VORGEGEBENER TEXT:
-------

31.01.2012, 10:31 Uhr

Die Arbeitslosenstatistik ist wie immer geschönt und nach unten "frisiert"! Die Zahlen der Statistik werden von der Bundesregierung bestimmt. In der Statistik sind nicht enthalten: Ein-Euro-Jobber (ca. 300.000), Teilnehmer (ca. 150.000) an irgendwelchen schwachsinnigen und nichtsbringenden Parkmaßnahmen/ABM, alle älteren Arbeitslosen über 55 bis 64 (ca. 250.000).
PS: Alle Auftsocker und 400 € Jobber zählen auch nicht als arbeitslos, obwohl ihr Einkommen nicht zum Lebensunterhalt reicht!

-------

WAS ZU TUN IST:
[a] Wie viele Ein-Euro-Jobber fehlen laut dem Text zur Arbeitslosenstatistik ungefähr in der Statistik?
[b] Führe den Text zur Arbeitslosenstatistik nach seinem letzten Satz weiter.

-------

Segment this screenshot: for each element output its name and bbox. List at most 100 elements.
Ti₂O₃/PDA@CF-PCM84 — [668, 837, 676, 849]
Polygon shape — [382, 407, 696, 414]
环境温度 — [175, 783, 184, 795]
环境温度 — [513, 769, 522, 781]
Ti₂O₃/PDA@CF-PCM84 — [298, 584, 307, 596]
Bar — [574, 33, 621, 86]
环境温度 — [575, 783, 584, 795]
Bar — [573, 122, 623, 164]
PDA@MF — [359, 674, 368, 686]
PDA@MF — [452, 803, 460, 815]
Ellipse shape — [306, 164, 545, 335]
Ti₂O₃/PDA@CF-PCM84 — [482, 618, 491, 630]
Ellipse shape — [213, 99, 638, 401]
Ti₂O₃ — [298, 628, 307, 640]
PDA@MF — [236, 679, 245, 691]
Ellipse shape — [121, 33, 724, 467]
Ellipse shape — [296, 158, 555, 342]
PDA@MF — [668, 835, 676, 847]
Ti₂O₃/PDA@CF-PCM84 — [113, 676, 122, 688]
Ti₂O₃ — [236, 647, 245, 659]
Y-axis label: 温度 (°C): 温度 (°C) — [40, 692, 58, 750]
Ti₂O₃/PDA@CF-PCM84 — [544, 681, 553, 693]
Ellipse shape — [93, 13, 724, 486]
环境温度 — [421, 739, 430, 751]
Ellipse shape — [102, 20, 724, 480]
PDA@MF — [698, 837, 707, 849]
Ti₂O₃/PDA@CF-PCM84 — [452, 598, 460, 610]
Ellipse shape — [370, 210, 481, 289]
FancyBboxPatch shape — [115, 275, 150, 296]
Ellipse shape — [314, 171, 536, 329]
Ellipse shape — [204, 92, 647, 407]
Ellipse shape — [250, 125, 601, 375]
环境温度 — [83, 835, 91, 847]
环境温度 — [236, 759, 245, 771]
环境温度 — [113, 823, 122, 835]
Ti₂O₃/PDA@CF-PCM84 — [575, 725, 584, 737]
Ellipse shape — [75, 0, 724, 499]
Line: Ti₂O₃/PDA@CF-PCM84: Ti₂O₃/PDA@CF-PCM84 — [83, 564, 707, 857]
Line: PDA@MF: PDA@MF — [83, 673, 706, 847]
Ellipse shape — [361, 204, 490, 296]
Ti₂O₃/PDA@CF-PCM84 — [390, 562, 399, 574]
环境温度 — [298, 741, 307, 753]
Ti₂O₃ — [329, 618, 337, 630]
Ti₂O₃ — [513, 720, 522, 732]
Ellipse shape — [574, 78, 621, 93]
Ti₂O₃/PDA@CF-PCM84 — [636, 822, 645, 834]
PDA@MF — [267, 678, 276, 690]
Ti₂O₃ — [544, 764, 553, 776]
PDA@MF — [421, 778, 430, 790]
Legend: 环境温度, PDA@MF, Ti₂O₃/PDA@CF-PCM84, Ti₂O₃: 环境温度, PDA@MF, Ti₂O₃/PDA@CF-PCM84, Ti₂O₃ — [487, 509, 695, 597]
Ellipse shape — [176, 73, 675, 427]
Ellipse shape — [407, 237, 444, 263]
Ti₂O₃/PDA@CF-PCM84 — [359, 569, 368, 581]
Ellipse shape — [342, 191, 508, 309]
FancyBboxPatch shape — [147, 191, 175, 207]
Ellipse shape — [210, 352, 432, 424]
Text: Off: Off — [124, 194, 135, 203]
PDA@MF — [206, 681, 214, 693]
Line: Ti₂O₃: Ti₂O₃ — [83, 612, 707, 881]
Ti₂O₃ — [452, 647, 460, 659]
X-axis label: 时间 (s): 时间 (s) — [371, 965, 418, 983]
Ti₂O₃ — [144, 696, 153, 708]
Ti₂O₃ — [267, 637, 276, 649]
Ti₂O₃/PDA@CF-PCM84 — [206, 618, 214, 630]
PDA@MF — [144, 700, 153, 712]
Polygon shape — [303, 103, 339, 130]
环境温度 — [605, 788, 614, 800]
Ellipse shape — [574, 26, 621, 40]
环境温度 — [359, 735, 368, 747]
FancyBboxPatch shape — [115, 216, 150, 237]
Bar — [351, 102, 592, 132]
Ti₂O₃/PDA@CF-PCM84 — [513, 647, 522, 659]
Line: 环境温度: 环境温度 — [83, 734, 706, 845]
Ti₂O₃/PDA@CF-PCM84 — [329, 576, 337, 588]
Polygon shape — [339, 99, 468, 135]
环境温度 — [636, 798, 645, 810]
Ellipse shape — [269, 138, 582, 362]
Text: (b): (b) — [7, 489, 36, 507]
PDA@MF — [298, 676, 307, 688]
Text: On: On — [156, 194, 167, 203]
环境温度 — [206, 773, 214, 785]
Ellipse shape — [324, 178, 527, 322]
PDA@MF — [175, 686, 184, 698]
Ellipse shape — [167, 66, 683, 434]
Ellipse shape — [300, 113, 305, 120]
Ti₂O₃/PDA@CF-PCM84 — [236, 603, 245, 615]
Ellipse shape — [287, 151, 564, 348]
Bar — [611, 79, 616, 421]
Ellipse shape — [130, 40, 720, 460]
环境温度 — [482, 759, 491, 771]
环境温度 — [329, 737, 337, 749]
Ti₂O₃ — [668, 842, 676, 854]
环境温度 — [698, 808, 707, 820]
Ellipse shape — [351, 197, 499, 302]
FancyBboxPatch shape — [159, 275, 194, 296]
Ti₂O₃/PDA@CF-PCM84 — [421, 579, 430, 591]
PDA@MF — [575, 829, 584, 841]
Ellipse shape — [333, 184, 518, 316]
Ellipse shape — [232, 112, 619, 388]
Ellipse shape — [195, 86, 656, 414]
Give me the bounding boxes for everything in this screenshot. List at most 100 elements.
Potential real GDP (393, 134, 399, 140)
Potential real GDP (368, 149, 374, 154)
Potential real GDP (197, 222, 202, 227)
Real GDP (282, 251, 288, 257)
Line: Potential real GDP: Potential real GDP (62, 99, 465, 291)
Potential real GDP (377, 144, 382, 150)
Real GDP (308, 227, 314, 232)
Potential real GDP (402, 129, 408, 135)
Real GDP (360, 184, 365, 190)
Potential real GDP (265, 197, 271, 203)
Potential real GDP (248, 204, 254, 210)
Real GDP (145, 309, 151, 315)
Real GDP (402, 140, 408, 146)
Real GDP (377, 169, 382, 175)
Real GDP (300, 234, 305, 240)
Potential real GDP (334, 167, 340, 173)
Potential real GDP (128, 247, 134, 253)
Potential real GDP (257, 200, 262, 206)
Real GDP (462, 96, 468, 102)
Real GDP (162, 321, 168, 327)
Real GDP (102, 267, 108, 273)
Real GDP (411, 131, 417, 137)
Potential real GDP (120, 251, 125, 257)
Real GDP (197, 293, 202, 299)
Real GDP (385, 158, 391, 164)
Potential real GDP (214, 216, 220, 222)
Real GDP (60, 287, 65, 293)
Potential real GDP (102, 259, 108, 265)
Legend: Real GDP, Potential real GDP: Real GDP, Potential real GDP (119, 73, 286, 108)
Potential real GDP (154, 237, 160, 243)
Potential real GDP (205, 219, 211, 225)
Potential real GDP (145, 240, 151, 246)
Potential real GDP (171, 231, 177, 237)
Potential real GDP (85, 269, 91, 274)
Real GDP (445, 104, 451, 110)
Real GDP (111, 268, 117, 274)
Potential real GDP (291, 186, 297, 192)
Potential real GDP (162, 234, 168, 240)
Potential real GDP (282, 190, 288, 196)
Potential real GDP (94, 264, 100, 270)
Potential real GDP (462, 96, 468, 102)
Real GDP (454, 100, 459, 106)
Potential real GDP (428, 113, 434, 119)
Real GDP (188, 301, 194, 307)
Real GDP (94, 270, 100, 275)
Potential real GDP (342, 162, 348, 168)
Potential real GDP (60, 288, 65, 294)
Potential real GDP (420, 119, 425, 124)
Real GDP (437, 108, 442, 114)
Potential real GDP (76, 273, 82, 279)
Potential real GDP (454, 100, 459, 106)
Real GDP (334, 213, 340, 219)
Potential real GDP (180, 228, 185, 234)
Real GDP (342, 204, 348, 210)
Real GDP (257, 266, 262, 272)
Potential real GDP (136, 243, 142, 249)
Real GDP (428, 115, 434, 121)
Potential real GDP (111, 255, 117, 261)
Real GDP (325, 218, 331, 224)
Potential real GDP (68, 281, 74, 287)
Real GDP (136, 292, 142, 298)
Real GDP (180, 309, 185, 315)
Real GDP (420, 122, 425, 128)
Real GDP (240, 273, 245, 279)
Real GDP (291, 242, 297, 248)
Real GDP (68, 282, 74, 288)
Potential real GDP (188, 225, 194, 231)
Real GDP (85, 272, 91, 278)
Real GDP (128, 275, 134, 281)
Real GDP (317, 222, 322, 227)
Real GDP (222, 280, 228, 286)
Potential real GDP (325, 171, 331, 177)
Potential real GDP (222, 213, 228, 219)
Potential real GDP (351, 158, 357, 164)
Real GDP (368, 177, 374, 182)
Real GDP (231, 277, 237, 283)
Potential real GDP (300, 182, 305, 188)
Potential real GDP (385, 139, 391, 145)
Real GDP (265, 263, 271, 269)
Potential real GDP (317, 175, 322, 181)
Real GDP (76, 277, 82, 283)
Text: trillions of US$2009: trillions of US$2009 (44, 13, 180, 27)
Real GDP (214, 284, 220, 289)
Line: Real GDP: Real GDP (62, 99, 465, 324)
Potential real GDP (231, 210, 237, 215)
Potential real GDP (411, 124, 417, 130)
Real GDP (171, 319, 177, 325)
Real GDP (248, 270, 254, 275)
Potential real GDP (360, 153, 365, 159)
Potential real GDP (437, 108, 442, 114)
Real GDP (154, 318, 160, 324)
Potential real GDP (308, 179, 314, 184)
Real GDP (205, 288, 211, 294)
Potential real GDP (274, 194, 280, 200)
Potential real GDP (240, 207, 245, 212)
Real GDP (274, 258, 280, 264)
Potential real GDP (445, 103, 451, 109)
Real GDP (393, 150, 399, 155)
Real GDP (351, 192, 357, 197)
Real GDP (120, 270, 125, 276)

-------

ANTWORTEN JE AUFGABE:
[a] Etwa 300.000.

[b]
Account gelöscht!

31.01.2012, 10:33 Uhr

Das HB schreibt

"Mehr als drei Millionen Deutsche ohne Arbeit"

Der Spiegel schreibt

"Deutscher Jobmarkt so stabil wie nie"

Also was jetzt?! ;-)

Account gelöscht!

31.01.2012, 10:38 Uhr

Abgesehen, davon, das heute nur Schätzungen bekannt sind, wo findet man die tatsächlichen Zahlen im Netz?